Restate the records below word for word, and omit the images they hold.

[Figure collection entries]
+--
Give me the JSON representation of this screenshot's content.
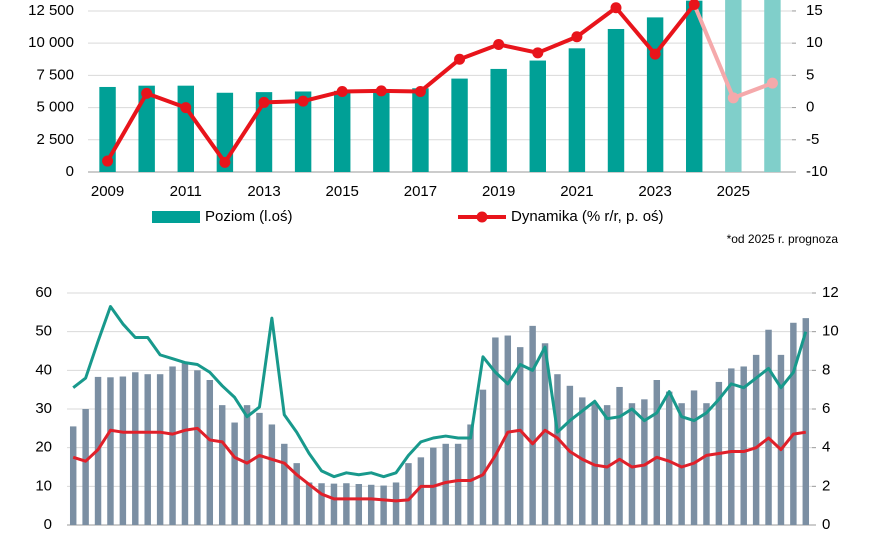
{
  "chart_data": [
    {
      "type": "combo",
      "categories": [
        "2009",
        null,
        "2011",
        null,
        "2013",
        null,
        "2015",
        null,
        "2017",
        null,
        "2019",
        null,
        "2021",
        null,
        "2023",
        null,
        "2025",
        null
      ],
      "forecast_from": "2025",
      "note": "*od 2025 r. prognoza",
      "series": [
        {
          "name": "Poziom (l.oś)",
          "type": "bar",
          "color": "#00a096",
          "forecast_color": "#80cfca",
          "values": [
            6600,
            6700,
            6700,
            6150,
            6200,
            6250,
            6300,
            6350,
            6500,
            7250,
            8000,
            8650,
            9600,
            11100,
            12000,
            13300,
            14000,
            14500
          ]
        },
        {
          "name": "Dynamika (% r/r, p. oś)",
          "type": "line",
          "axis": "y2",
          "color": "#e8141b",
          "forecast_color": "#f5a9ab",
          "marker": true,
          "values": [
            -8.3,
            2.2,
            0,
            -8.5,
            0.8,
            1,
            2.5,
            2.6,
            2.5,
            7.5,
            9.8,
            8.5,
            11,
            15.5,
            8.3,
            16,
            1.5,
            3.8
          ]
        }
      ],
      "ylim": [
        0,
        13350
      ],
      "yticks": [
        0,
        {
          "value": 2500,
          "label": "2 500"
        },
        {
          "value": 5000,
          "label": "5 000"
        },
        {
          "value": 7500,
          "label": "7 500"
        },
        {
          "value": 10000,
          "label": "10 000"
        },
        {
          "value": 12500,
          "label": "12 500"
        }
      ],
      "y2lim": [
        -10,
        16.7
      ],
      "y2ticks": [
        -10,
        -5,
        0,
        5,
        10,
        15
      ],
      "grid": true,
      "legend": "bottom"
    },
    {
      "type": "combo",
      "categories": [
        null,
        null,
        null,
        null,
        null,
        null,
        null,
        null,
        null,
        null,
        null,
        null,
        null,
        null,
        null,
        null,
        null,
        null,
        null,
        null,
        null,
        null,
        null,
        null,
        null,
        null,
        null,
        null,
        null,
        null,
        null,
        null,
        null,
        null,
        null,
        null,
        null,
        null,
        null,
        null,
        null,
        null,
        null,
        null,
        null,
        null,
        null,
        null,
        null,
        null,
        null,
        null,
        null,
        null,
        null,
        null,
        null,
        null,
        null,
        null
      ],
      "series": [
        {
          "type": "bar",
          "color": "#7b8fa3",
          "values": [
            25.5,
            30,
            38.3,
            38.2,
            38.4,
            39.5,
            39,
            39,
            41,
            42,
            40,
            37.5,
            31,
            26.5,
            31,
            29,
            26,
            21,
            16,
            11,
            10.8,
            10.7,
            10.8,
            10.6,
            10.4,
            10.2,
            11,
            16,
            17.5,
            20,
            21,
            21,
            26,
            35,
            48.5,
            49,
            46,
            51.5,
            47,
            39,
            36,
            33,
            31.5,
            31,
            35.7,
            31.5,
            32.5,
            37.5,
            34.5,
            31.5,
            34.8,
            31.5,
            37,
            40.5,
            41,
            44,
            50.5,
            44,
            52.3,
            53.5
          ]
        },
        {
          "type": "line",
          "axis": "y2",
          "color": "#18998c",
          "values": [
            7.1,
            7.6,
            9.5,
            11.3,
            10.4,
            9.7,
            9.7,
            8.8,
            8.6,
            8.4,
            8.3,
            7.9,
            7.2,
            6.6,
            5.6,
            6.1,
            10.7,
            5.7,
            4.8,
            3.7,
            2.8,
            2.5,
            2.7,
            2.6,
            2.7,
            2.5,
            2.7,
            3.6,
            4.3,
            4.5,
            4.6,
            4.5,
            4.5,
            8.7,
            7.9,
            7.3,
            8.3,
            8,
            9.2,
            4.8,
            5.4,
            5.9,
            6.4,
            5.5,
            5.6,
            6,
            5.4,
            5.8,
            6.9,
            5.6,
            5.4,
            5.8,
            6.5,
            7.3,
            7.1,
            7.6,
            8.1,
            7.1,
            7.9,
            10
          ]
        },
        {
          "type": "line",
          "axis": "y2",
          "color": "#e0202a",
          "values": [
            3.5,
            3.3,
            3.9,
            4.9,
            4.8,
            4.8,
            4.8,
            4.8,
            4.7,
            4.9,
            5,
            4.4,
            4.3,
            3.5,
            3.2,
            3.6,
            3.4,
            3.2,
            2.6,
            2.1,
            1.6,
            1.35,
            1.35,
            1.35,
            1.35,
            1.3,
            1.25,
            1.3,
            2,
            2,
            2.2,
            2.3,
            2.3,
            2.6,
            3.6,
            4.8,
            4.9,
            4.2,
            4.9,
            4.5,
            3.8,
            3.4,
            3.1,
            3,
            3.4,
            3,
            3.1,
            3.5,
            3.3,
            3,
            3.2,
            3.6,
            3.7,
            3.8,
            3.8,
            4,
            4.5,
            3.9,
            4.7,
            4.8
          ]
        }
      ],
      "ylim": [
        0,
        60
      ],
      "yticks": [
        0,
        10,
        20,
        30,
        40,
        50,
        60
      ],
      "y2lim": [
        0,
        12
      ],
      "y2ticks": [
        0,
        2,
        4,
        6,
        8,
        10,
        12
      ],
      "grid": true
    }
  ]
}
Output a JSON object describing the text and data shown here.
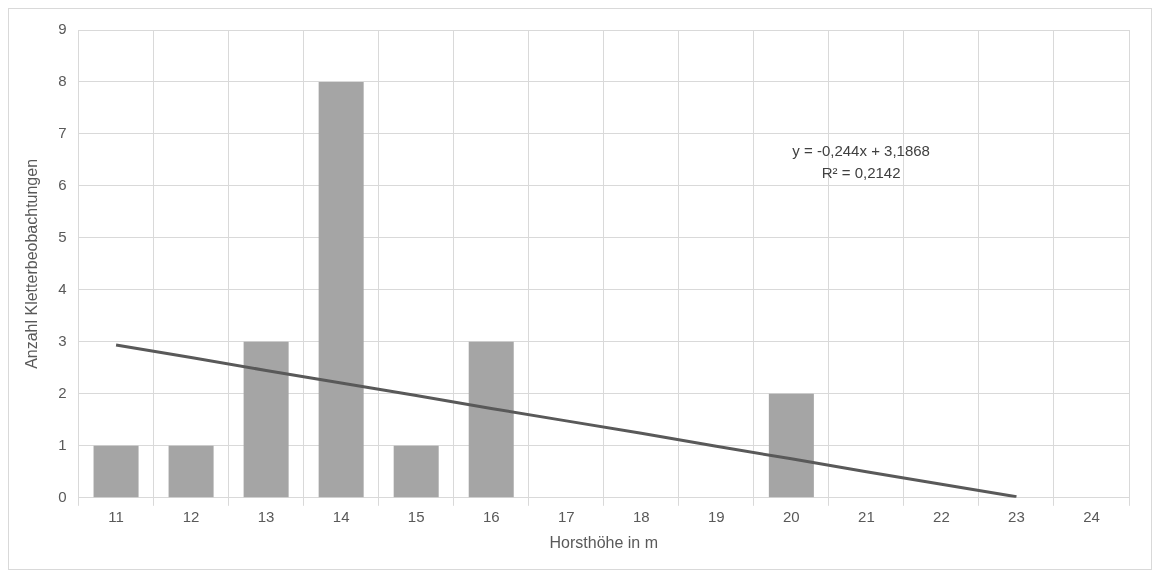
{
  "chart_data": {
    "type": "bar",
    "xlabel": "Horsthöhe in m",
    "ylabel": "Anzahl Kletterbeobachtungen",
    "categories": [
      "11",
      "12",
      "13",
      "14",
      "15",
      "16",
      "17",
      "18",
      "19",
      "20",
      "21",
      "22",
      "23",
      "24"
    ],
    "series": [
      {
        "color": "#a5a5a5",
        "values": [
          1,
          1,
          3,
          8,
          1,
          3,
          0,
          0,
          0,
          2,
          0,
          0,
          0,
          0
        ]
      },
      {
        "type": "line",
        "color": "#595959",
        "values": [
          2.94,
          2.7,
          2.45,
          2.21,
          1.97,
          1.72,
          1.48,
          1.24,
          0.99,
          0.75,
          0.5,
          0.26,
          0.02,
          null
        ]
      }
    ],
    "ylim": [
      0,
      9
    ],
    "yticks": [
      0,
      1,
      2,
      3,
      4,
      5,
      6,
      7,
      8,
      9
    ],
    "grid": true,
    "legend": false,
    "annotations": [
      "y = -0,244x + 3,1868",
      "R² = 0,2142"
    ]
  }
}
+--
> [Solution below]
Give me the JSON representation of this screenshot's content.
{
  "chart_data": [
    {
      "type": "combo",
      "categories": [
        "2009",
        null,
        "2011",
        null,
        "2013",
        null,
        "2015",
        null,
        "2017",
        null,
        "2019",
        null,
        "2021",
        null,
        "2023",
        null,
        "2025",
        null
      ],
      "forecast_from": "2025",
      "note": "*od 2025 r. prognoza",
      "series": [
        {
          "name": "Poziom (l.oś)",
          "type": "bar",
          "color": "#00a096",
          "forecast_color": "#80cfca",
          "values": [
            6600,
            6700,
            6700,
            6150,
            6200,
            6250,
            6300,
            6350,
            6500,
            7250,
            8000,
            8650,
            9600,
            11100,
            12000,
            13300,
            14000,
            14500
          ]
        },
        {
          "name": "Dynamika (% r/r, p. oś)",
          "type": "line",
          "axis": "y2",
          "color": "#e8141b",
          "forecast_color": "#f5a9ab",
          "marker": true,
          "values": [
            -8.3,
            2.2,
            0,
            -8.5,
            0.8,
            1,
            2.5,
            2.6,
            2.5,
            7.5,
            9.8,
            8.5,
            11,
            15.5,
            8.3,
            16,
            1.5,
            3.8
          ]
        }
      ],
      "ylim": [
        0,
        13350
      ],
      "yticks": [
        0,
        {
          "value": 2500,
          "label": "2 500"
        },
        {
          "value": 5000,
          "label": "5 000"
        },
        {
          "value": 7500,
          "label": "7 500"
        },
        {
          "value": 10000,
          "label": "10 000"
        },
        {
          "value": 12500,
          "label": "12 500"
        }
      ],
      "y2lim": [
        -10,
        16.7
      ],
      "y2ticks": [
        -10,
        -5,
        0,
        5,
        10,
        15
      ],
      "grid": true,
      "legend": "bottom"
    },
    {
      "type": "combo",
      "categories": [
        null,
        null,
        null,
        null,
        null,
        null,
        null,
        null,
        null,
        null,
        null,
        null,
        null,
        null,
        null,
        null,
        null,
        null,
        null,
        null,
        null,
        null,
        null,
        null,
        null,
        null,
        null,
        null,
        null,
        null,
        null,
        null,
        null,
        null,
        null,
        null,
        null,
        null,
        null,
        null,
        null,
        null,
        null,
        null,
        null,
        null,
        null,
        null,
        null,
        null,
        null,
        null,
        null,
        null,
        null,
        null,
        null,
        null,
        null,
        null
      ],
      "series": [
        {
          "type": "bar",
          "color": "#7b8fa3",
          "values": [
            25.5,
            30,
            38.3,
            38.2,
            38.4,
            39.5,
            39,
            39,
            41,
            42,
            40,
            37.5,
            31,
            26.5,
            31,
            29,
            26,
            21,
            16,
            11,
            10.8,
            10.7,
            10.8,
            10.6,
            10.4,
            10.2,
            11,
            16,
            17.5,
            20,
            21,
            21,
            26,
            35,
            48.5,
            49,
            46,
            51.5,
            47,
            39,
            36,
            33,
            31.5,
            31,
            35.7,
            31.5,
            32.5,
            37.5,
            34.5,
            31.5,
            34.8,
            31.5,
            37,
            40.5,
            41,
            44,
            50.5,
            44,
            52.3,
            53.5
          ]
        },
        {
          "type": "line",
          "axis": "y2",
          "color": "#18998c",
          "values": [
            7.1,
            7.6,
            9.5,
            11.3,
            10.4,
            9.7,
            9.7,
            8.8,
            8.6,
            8.4,
            8.3,
            7.9,
            7.2,
            6.6,
            5.6,
            6.1,
            10.7,
            5.7,
            4.8,
            3.7,
            2.8,
            2.5,
            2.7,
            2.6,
            2.7,
            2.5,
            2.7,
            3.6,
            4.3,
            4.5,
            4.6,
            4.5,
            4.5,
            8.7,
            7.9,
            7.3,
            8.3,
            8,
            9.2,
            4.8,
            5.4,
            5.9,
            6.4,
            5.5,
            5.6,
            6,
            5.4,
            5.8,
            6.9,
            5.6,
            5.4,
            5.8,
            6.5,
            7.3,
            7.1,
            7.6,
            8.1,
            7.1,
            7.9,
            10
          ]
        },
        {
          "type": "line",
          "axis": "y2",
          "color": "#e0202a",
          "values": [
            3.5,
            3.3,
            3.9,
            4.9,
            4.8,
            4.8,
            4.8,
            4.8,
            4.7,
            4.9,
            5,
            4.4,
            4.3,
            3.5,
            3.2,
            3.6,
            3.4,
            3.2,
            2.6,
            2.1,
            1.6,
            1.35,
            1.35,
            1.35,
            1.35,
            1.3,
            1.25,
            1.3,
            2,
            2,
            2.2,
            2.3,
            2.3,
            2.6,
            3.6,
            4.8,
            4.9,
            4.2,
            4.9,
            4.5,
            3.8,
            3.4,
            3.1,
            3,
            3.4,
            3,
            3.1,
            3.5,
            3.3,
            3,
            3.2,
            3.6,
            3.7,
            3.8,
            3.8,
            4,
            4.5,
            3.9,
            4.7,
            4.8
          ]
        }
      ],
      "ylim": [
        0,
        60
      ],
      "yticks": [
        0,
        10,
        20,
        30,
        40,
        50,
        60
      ],
      "y2lim": [
        0,
        12
      ],
      "y2ticks": [
        0,
        2,
        4,
        6,
        8,
        10,
        12
      ],
      "grid": true
    }
  ]
}
Output a JSON object describing the text and data shown here.
{
  "chart_data": {
    "type": "bar",
    "xlabel": "Horsthöhe in m",
    "ylabel": "Anzahl Kletterbeobachtungen",
    "categories": [
      "11",
      "12",
      "13",
      "14",
      "15",
      "16",
      "17",
      "18",
      "19",
      "20",
      "21",
      "22",
      "23",
      "24"
    ],
    "series": [
      {
        "color": "#a5a5a5",
        "values": [
          1,
          1,
          3,
          8,
          1,
          3,
          0,
          0,
          0,
          2,
          0,
          0,
          0,
          0
        ]
      },
      {
        "type": "line",
        "color": "#595959",
        "values": [
          2.94,
          2.7,
          2.45,
          2.21,
          1.97,
          1.72,
          1.48,
          1.24,
          0.99,
          0.75,
          0.5,
          0.26,
          0.02,
          null
        ]
      }
    ],
    "ylim": [
      0,
      9
    ],
    "yticks": [
      0,
      1,
      2,
      3,
      4,
      5,
      6,
      7,
      8,
      9
    ],
    "grid": true,
    "legend": false,
    "annotations": [
      "y = -0,244x + 3,1868",
      "R² = 0,2142"
    ]
  }
}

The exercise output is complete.